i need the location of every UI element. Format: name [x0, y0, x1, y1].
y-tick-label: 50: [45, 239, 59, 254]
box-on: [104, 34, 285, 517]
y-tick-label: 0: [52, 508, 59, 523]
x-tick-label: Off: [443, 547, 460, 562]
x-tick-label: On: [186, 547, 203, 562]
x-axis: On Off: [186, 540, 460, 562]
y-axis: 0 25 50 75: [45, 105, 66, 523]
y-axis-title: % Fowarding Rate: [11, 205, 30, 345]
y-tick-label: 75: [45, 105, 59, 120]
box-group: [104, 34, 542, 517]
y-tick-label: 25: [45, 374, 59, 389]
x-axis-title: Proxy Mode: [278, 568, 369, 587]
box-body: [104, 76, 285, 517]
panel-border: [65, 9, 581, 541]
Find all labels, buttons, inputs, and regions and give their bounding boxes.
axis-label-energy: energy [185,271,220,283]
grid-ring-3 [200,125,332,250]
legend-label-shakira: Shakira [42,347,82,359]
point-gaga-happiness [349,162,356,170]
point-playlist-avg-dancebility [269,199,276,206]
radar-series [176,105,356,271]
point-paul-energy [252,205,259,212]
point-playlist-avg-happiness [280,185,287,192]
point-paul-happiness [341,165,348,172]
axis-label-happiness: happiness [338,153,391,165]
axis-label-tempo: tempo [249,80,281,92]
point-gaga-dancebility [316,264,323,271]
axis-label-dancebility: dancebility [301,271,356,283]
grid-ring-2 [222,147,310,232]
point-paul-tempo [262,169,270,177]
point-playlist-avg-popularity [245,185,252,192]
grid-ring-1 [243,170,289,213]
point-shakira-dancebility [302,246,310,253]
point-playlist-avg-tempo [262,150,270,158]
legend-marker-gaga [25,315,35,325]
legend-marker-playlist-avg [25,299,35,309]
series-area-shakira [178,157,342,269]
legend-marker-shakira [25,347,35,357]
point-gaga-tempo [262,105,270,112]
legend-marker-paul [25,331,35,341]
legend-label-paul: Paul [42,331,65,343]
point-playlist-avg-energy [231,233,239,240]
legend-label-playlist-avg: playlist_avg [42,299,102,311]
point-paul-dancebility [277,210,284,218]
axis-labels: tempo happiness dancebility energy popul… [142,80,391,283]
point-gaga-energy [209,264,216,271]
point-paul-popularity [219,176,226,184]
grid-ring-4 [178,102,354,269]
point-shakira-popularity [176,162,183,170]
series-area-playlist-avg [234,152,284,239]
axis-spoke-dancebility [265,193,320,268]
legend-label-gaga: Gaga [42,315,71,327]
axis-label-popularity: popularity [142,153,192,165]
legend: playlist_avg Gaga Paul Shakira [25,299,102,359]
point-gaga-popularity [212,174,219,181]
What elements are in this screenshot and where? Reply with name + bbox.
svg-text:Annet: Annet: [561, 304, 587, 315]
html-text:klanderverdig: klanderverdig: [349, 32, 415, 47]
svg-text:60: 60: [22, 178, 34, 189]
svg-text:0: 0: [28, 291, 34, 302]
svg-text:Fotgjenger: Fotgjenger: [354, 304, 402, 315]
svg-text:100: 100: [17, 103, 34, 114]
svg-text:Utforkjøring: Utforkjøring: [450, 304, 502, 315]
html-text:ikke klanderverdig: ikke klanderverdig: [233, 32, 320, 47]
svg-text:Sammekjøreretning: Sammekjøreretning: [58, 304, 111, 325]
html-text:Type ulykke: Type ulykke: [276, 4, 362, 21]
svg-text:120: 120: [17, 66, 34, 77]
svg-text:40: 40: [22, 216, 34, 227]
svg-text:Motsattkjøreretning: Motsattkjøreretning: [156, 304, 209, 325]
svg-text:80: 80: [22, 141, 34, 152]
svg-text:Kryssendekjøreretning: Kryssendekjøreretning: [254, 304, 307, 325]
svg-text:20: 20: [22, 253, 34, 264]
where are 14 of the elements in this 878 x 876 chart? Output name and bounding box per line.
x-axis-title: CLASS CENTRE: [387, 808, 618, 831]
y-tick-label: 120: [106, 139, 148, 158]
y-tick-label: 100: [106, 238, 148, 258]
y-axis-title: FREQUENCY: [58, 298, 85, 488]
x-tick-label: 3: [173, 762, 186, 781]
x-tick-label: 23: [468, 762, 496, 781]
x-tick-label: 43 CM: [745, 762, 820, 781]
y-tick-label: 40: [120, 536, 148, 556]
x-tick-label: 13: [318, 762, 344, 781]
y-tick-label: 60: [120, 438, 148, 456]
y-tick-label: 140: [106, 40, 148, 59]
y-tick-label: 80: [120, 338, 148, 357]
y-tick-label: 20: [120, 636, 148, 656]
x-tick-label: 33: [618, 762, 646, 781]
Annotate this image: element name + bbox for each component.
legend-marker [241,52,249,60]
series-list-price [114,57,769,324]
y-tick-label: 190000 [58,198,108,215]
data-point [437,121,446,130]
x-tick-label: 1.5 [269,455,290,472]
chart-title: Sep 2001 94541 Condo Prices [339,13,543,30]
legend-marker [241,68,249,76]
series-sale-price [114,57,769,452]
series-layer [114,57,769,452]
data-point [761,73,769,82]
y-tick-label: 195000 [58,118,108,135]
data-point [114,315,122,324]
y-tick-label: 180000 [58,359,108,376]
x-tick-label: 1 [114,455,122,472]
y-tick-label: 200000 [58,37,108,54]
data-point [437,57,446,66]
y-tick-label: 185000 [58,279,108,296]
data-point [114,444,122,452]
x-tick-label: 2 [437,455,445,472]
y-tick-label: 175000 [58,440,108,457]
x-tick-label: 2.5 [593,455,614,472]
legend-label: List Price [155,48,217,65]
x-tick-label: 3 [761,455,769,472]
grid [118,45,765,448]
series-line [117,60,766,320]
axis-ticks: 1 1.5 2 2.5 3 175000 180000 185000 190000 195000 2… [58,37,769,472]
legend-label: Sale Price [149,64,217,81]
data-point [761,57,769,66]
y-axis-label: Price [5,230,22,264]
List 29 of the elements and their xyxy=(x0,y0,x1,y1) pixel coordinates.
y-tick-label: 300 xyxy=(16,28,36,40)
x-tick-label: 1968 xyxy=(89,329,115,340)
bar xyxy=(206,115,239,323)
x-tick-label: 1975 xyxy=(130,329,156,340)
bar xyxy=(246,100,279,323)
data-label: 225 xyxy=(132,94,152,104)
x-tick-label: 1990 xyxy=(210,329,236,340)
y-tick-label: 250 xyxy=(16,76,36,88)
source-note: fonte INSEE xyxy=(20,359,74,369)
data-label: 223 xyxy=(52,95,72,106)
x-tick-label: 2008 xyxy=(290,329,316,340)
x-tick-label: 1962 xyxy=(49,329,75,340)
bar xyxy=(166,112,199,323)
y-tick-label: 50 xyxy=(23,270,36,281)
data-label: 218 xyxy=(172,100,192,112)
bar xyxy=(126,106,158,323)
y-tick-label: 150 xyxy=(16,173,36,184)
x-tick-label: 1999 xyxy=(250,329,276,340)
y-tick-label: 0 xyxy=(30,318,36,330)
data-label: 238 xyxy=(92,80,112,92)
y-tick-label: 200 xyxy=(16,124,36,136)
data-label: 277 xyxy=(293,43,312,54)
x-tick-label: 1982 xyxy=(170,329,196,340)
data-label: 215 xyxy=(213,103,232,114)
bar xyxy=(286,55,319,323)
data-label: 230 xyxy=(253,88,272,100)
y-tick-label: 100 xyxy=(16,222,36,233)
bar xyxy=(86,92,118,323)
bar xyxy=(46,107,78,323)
__________________________________________________
Directive »
Copy out the rows word for word, from the first line of the rows through the line containing "point-paul-energy [252,205,259,212]", with both of those lines included.

The response »
i need the location of every UI element. Format: name [x0, y0, x1, y1].
y-tick-label: 50: [45, 239, 59, 254]
box-on: [104, 34, 285, 517]
y-tick-label: 0: [52, 508, 59, 523]
x-tick-label: Off: [443, 547, 460, 562]
x-tick-label: On: [186, 547, 203, 562]
x-axis: On Off: [186, 540, 460, 562]
y-axis: 0 25 50 75: [45, 105, 66, 523]
y-axis-title: % Fowarding Rate: [11, 205, 30, 345]
y-tick-label: 75: [45, 105, 59, 120]
box-group: [104, 34, 542, 517]
y-tick-label: 25: [45, 374, 59, 389]
x-axis-title: Proxy Mode: [278, 568, 369, 587]
box-body: [104, 76, 285, 517]
panel-border: [65, 9, 581, 541]
Find all labels, buttons, inputs, and regions and give their bounding boxes.
axis-label-energy: energy [185,271,220,283]
grid-ring-3 [200,125,332,250]
legend-label-shakira: Shakira [42,347,82,359]
point-gaga-happiness [349,162,356,170]
point-playlist-avg-dancebility [269,199,276,206]
radar-series [176,105,356,271]
point-paul-energy [252,205,259,212]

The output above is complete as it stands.